▶ [Requirements] Identify each line holding the string "icon" and copy it.

[Dataset items]

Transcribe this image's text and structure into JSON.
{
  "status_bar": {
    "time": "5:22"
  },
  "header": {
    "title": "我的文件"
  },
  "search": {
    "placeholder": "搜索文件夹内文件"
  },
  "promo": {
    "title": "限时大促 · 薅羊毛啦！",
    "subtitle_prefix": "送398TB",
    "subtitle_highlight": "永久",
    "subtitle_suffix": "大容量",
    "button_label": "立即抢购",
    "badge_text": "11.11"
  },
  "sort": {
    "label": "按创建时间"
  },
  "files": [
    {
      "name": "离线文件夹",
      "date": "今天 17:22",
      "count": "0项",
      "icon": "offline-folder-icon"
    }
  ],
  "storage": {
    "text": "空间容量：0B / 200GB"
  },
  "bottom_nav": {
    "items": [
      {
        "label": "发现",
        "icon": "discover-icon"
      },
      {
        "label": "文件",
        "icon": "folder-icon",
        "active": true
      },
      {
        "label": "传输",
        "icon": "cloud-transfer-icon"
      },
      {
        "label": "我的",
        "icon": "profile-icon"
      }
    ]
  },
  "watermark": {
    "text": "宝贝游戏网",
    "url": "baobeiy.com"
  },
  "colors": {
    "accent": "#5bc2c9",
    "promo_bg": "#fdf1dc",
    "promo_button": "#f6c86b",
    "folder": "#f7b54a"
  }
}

▶ [Solution to this problem]
      "icon": "offline-folder-icon"
        "icon": "discover-icon"
        "icon": "folder-icon",
        "icon": "cloud-transfer-icon"
        "icon": "profile-icon"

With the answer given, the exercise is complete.